== SHORT TASK ==
Write the records below out again exactly as given, with no images.

== LISTED ENTRIES ==
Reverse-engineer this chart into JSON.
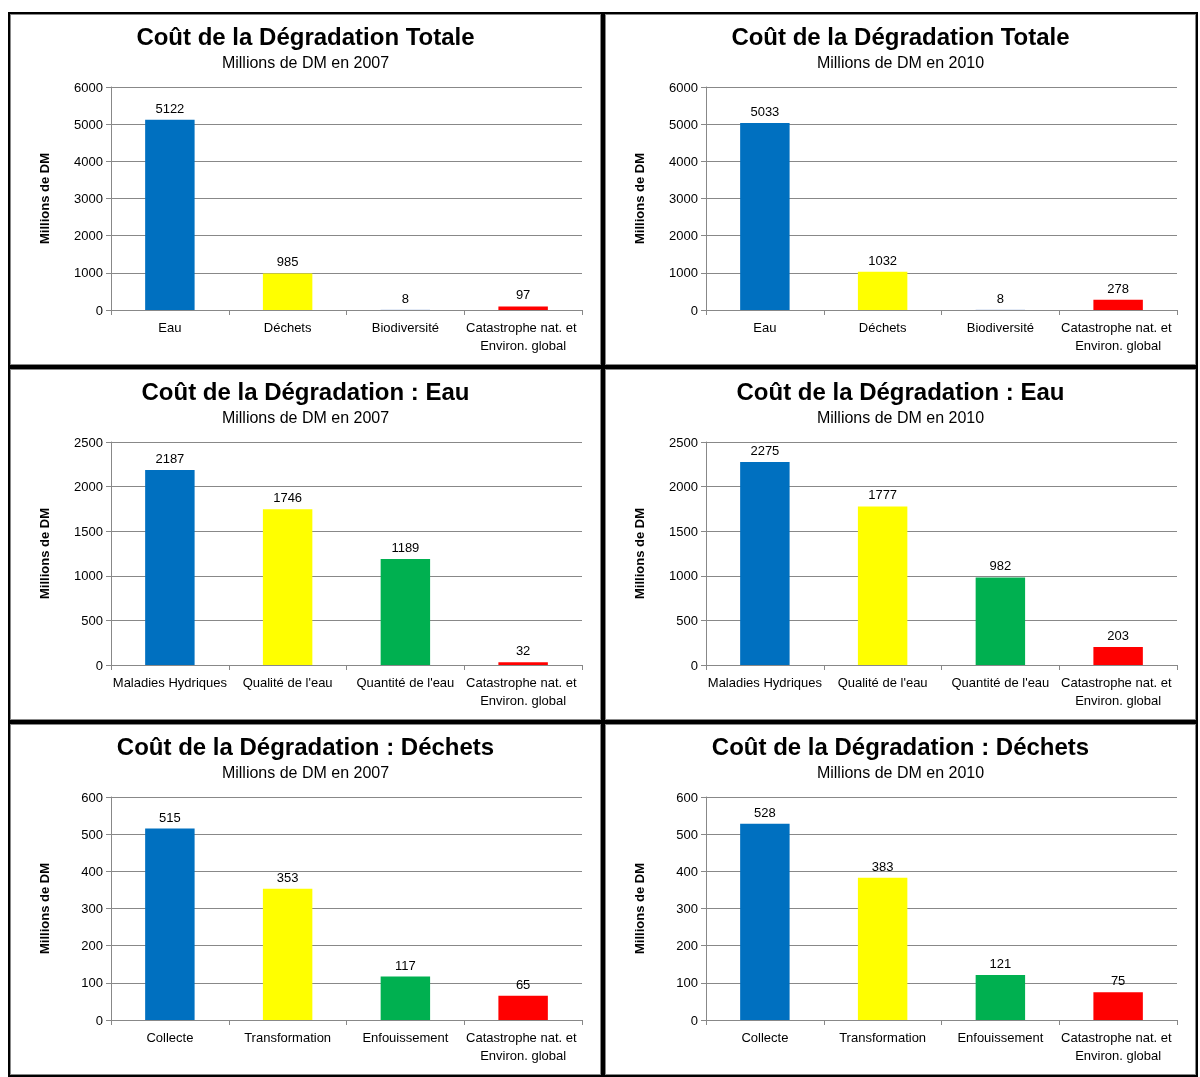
{
  "chart_data": [
    {
      "type": "bar",
      "title": "Coût de la Dégradation Totale",
      "subtitle": "Millions de DM en 2007",
      "ylabel": "Millions de DM",
      "categories": [
        "Eau",
        "Déchets",
        "Biodiversité",
        "Catastrophe nat. et Environ. global"
      ],
      "values": [
        5122,
        985,
        8,
        97
      ],
      "colors": [
        "#0070c0",
        "#ffff00",
        "#8eaadb",
        "#ff0000"
      ],
      "ylim": [
        0,
        6000
      ],
      "yticks": [
        0,
        1000,
        2000,
        3000,
        4000,
        5000,
        6000
      ],
      "grid": "y",
      "data_labels": true
    },
    {
      "type": "bar",
      "title": "Coût de la Dégradation Totale",
      "subtitle": "Millions de DM en 2010",
      "ylabel": "Millions de DM",
      "categories": [
        "Eau",
        "Déchets",
        "Biodiversité",
        "Catastrophe nat. et Environ. global"
      ],
      "values": [
        5033,
        1032,
        8,
        278
      ],
      "colors": [
        "#0070c0",
        "#ffff00",
        "#8eaadb",
        "#ff0000"
      ],
      "ylim": [
        0,
        6000
      ],
      "yticks": [
        0,
        1000,
        2000,
        3000,
        4000,
        5000,
        6000
      ],
      "grid": "y",
      "data_labels": true
    },
    {
      "type": "bar",
      "title": "Coût de la Dégradation : Eau",
      "subtitle": "Millions de DM en 2007",
      "ylabel": "Millions de DM",
      "categories": [
        "Maladies Hydriques",
        "Qualité de l'eau",
        "Quantité de l'eau",
        "Catastrophe nat. et Environ. global"
      ],
      "values": [
        2187,
        1746,
        1189,
        32
      ],
      "colors": [
        "#0070c0",
        "#ffff00",
        "#00b050",
        "#ff0000"
      ],
      "ylim": [
        0,
        2500
      ],
      "yticks": [
        0,
        500,
        1000,
        1500,
        2000,
        2500
      ],
      "grid": "y",
      "data_labels": true
    },
    {
      "type": "bar",
      "title": "Coût de la Dégradation : Eau",
      "subtitle": "Millions de DM en 2010",
      "ylabel": "Millions de DM",
      "categories": [
        "Maladies Hydriques",
        "Qualité de l'eau",
        "Quantité de l'eau",
        "Catastrophe nat. et Environ. global"
      ],
      "values": [
        2275,
        1777,
        982,
        203
      ],
      "colors": [
        "#0070c0",
        "#ffff00",
        "#00b050",
        "#ff0000"
      ],
      "ylim": [
        0,
        2500
      ],
      "yticks": [
        0,
        500,
        1000,
        1500,
        2000,
        2500
      ],
      "grid": "y",
      "data_labels": true
    },
    {
      "type": "bar",
      "title": "Coût de la Dégradation : Déchets",
      "subtitle": "Millions de DM en 2007",
      "ylabel": "Millions de DM",
      "categories": [
        "Collecte",
        "Transformation",
        "Enfouissement",
        "Catastrophe nat. et Environ. global"
      ],
      "values": [
        515,
        353,
        117,
        65
      ],
      "colors": [
        "#0070c0",
        "#ffff00",
        "#00b050",
        "#ff0000"
      ],
      "ylim": [
        0,
        600
      ],
      "yticks": [
        0,
        100,
        200,
        300,
        400,
        500,
        600
      ],
      "grid": "y",
      "data_labels": true
    },
    {
      "type": "bar",
      "title": "Coût de la Dégradation : Déchets",
      "subtitle": "Millions de DM en 2010",
      "ylabel": "Millions de DM",
      "categories": [
        "Collecte",
        "Transformation",
        "Enfouissement",
        "Catastrophe nat. et Environ. global"
      ],
      "values": [
        528,
        383,
        121,
        75
      ],
      "colors": [
        "#0070c0",
        "#ffff00",
        "#00b050",
        "#ff0000"
      ],
      "ylim": [
        0,
        600
      ],
      "yticks": [
        0,
        100,
        200,
        300,
        400,
        500,
        600
      ],
      "grid": "y",
      "data_labels": true
    }
  ]
}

== EXERCISE RESPONSE ==
Reverse-engineer this chart into JSON.
{
  "chart_data": [
    {
      "type": "bar",
      "title": "Coût de la Dégradation Totale",
      "subtitle": "Millions de DM en 2007",
      "ylabel": "Millions de DM",
      "categories": [
        "Eau",
        "Déchets",
        "Biodiversité",
        "Catastrophe nat. et Environ. global"
      ],
      "values": [
        5122,
        985,
        8,
        97
      ],
      "colors": [
        "#0070c0",
        "#ffff00",
        "#8eaadb",
        "#ff0000"
      ],
      "ylim": [
        0,
        6000
      ],
      "yticks": [
        0,
        1000,
        2000,
        3000,
        4000,
        5000,
        6000
      ],
      "grid": "y",
      "data_labels": true
    },
    {
      "type": "bar",
      "title": "Coût de la Dégradation Totale",
      "subtitle": "Millions de DM en 2010",
      "ylabel": "Millions de DM",
      "categories": [
        "Eau",
        "Déchets",
        "Biodiversité",
        "Catastrophe nat. et Environ. global"
      ],
      "values": [
        5033,
        1032,
        8,
        278
      ],
      "colors": [
        "#0070c0",
        "#ffff00",
        "#8eaadb",
        "#ff0000"
      ],
      "ylim": [
        0,
        6000
      ],
      "yticks": [
        0,
        1000,
        2000,
        3000,
        4000,
        5000,
        6000
      ],
      "grid": "y",
      "data_labels": true
    },
    {
      "type": "bar",
      "title": "Coût de la Dégradation : Eau",
      "subtitle": "Millions de DM en 2007",
      "ylabel": "Millions de DM",
      "categories": [
        "Maladies Hydriques",
        "Qualité de l'eau",
        "Quantité de l'eau",
        "Catastrophe nat. et Environ. global"
      ],
      "values": [
        2187,
        1746,
        1189,
        32
      ],
      "colors": [
        "#0070c0",
        "#ffff00",
        "#00b050",
        "#ff0000"
      ],
      "ylim": [
        0,
        2500
      ],
      "yticks": [
        0,
        500,
        1000,
        1500,
        2000,
        2500
      ],
      "grid": "y",
      "data_labels": true
    },
    {
      "type": "bar",
      "title": "Coût de la Dégradation : Eau",
      "subtitle": "Millions de DM en 2010",
      "ylabel": "Millions de DM",
      "categories": [
        "Maladies Hydriques",
        "Qualité de l'eau",
        "Quantité de l'eau",
        "Catastrophe nat. et Environ. global"
      ],
      "values": [
        2275,
        1777,
        982,
        203
      ],
      "colors": [
        "#0070c0",
        "#ffff00",
        "#00b050",
        "#ff0000"
      ],
      "ylim": [
        0,
        2500
      ],
      "yticks": [
        0,
        500,
        1000,
        1500,
        2000,
        2500
      ],
      "grid": "y",
      "data_labels": true
    },
    {
      "type": "bar",
      "title": "Coût de la Dégradation : Déchets",
      "subtitle": "Millions de DM en 2007",
      "ylabel": "Millions de DM",
      "categories": [
        "Collecte",
        "Transformation",
        "Enfouissement",
        "Catastrophe nat. et Environ. global"
      ],
      "values": [
        515,
        353,
        117,
        65
      ],
      "colors": [
        "#0070c0",
        "#ffff00",
        "#00b050",
        "#ff0000"
      ],
      "ylim": [
        0,
        600
      ],
      "yticks": [
        0,
        100,
        200,
        300,
        400,
        500,
        600
      ],
      "grid": "y",
      "data_labels": true
    },
    {
      "type": "bar",
      "title": "Coût de la Dégradation : Déchets",
      "subtitle": "Millions de DM en 2010",
      "ylabel": "Millions de DM",
      "categories": [
        "Collecte",
        "Transformation",
        "Enfouissement",
        "Catastrophe nat. et Environ. global"
      ],
      "values": [
        528,
        383,
        121,
        75
      ],
      "colors": [
        "#0070c0",
        "#ffff00",
        "#00b050",
        "#ff0000"
      ],
      "ylim": [
        0,
        600
      ],
      "yticks": [
        0,
        100,
        200,
        300,
        400,
        500,
        600
      ],
      "grid": "y",
      "data_labels": true
    }
  ]
}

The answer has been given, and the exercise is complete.